### Work required
Check each line for the string "color", then give only how many lines have it.

[Excerpts from a figure dataset]
+-------+
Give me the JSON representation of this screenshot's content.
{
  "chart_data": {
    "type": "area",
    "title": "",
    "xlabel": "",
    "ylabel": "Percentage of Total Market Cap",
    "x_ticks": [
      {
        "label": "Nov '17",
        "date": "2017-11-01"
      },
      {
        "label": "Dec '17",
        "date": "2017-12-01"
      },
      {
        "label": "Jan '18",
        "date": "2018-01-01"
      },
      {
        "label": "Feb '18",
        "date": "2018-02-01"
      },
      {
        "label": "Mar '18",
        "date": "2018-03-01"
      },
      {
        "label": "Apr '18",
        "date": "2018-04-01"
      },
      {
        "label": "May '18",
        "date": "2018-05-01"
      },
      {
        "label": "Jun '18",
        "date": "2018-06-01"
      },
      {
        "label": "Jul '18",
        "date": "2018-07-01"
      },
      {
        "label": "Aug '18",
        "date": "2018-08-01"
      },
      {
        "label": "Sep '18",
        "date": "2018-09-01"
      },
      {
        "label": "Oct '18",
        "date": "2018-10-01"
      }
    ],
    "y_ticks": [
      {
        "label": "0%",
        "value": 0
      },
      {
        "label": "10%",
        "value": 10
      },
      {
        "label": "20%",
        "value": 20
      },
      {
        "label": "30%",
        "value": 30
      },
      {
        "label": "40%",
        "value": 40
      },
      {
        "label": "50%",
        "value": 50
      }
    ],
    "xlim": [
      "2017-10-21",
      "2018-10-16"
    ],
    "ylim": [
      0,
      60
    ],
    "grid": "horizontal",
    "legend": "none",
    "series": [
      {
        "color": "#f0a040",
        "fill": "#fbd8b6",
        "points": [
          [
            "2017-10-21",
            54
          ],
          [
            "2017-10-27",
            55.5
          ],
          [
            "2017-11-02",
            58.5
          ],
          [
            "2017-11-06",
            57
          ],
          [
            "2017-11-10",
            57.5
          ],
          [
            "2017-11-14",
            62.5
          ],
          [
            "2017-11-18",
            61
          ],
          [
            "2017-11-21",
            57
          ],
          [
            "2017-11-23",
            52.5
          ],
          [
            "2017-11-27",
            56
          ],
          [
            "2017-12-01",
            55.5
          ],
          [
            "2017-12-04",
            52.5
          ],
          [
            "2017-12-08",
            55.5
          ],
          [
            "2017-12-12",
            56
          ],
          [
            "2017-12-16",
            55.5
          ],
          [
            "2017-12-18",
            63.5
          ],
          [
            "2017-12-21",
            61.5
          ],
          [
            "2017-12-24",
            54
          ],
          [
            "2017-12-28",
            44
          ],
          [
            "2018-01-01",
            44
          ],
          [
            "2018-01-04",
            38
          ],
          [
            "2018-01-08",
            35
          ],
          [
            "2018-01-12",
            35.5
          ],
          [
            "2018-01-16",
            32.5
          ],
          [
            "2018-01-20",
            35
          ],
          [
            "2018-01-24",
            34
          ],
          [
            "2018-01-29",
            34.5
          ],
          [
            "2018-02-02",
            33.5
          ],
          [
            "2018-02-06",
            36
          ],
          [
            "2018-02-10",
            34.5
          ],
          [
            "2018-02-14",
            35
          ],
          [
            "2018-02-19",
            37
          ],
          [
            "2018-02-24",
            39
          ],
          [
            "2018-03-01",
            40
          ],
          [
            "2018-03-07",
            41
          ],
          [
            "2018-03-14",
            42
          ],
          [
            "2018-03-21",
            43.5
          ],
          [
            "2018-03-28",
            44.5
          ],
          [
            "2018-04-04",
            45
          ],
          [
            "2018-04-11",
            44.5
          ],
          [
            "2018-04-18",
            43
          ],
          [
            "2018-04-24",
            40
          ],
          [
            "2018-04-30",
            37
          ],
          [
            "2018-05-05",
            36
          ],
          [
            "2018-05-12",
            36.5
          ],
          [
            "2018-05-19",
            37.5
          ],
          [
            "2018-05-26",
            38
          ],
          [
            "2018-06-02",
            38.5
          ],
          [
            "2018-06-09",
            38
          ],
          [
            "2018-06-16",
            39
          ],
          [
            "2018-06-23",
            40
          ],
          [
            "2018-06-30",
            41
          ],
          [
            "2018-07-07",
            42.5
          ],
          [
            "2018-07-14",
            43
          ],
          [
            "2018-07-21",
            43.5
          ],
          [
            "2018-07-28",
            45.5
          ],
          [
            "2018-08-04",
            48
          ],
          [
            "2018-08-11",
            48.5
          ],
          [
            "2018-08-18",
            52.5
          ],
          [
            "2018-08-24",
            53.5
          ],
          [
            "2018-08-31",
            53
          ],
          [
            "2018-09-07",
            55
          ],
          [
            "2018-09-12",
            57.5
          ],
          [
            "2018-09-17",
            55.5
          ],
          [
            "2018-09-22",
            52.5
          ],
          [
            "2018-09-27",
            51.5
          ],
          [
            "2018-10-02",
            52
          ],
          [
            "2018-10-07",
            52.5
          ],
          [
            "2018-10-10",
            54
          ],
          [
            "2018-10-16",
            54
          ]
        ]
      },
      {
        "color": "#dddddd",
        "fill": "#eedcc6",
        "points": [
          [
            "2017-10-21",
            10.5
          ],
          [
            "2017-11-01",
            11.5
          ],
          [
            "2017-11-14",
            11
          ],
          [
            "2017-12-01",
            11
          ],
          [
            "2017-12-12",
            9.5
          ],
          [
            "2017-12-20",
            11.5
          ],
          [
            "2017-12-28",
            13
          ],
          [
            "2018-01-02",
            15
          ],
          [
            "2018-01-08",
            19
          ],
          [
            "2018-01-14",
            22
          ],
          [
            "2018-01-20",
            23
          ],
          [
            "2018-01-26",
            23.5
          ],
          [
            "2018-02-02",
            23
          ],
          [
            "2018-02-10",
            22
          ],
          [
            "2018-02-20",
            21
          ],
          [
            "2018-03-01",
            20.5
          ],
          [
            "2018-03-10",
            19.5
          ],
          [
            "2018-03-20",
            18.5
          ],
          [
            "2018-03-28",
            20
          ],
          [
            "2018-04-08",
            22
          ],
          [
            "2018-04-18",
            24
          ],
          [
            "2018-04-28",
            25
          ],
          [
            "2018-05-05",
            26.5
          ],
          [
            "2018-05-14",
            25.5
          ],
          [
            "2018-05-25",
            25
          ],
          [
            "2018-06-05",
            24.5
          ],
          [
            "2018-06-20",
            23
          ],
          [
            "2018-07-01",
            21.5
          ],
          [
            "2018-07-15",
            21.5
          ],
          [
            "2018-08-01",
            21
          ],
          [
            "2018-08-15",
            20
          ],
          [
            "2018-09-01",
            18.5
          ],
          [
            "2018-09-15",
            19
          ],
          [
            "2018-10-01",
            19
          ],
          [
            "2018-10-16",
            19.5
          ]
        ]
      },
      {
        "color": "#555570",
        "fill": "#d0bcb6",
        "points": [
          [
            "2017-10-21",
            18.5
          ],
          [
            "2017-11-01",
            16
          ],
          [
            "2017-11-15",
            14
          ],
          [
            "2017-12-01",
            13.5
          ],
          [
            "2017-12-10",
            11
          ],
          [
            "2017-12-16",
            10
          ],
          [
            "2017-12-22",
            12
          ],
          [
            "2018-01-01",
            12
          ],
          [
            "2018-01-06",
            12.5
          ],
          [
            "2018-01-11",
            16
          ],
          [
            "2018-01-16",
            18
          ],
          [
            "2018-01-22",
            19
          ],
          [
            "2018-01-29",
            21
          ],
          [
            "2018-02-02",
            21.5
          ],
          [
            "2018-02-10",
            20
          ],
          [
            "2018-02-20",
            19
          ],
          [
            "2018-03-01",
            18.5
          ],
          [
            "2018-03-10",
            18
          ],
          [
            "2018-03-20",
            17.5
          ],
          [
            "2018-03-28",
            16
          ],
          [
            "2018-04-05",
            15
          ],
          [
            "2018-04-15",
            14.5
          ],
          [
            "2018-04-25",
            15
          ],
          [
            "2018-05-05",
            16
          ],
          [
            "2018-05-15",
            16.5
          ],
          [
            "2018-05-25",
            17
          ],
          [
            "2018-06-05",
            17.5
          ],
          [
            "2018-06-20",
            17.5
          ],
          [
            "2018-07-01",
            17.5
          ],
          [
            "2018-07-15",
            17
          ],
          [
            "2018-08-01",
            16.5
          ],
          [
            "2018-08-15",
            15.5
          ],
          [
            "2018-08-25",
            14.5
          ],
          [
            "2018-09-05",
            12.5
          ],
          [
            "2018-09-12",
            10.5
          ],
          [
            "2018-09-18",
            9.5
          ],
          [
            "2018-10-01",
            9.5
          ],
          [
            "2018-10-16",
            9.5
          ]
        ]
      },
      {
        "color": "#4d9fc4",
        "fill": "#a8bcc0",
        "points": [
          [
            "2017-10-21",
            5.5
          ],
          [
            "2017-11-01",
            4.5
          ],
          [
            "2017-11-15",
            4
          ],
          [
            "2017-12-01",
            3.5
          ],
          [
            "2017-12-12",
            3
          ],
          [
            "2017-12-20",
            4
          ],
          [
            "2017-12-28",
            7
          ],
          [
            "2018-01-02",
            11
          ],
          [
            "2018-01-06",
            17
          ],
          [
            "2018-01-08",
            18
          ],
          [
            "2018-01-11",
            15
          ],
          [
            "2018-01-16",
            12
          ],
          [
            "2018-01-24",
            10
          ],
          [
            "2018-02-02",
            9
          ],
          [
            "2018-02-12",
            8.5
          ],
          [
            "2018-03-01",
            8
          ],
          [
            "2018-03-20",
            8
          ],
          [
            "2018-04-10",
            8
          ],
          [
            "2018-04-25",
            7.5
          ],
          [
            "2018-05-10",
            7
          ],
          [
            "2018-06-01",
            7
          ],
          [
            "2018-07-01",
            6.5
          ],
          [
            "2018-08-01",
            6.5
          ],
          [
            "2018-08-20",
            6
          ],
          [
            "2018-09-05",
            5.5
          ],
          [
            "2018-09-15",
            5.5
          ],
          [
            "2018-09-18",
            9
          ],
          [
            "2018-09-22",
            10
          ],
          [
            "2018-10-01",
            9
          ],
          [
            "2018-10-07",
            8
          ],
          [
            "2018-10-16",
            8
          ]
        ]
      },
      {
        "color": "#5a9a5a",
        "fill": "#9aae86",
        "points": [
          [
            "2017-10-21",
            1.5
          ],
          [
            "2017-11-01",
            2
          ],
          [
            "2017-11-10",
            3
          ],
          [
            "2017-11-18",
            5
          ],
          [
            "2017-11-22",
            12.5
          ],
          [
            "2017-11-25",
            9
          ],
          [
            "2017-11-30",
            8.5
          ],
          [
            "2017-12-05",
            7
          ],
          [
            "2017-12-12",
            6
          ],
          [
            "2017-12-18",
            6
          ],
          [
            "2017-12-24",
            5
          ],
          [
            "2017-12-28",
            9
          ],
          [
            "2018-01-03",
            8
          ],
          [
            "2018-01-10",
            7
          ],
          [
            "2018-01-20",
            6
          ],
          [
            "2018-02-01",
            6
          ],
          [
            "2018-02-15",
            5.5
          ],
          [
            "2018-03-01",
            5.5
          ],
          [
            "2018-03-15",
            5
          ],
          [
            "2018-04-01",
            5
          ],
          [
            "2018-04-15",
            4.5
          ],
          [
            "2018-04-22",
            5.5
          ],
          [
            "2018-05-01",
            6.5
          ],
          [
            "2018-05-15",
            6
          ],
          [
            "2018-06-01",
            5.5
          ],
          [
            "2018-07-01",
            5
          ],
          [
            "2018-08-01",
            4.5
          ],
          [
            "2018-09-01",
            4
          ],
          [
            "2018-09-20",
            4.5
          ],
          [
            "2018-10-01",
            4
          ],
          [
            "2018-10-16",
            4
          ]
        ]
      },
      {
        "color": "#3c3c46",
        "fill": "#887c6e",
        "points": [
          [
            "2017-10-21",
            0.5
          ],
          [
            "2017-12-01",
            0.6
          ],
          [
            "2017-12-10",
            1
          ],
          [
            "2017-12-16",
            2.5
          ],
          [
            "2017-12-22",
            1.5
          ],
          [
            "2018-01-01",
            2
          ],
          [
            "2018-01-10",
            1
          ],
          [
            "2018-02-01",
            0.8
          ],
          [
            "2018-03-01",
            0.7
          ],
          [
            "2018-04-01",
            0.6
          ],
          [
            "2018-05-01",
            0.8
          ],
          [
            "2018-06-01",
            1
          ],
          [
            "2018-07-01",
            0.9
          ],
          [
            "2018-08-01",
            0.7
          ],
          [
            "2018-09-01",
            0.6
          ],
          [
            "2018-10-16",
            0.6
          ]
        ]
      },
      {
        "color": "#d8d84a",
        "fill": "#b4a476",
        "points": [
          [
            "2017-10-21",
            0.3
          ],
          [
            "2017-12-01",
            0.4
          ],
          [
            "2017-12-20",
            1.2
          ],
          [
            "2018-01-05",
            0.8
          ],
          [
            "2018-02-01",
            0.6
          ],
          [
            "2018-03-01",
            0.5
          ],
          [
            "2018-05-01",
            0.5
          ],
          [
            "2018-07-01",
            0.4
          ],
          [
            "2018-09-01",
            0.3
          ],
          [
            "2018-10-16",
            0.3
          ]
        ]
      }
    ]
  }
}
+-------+
### Answer for this exercise
7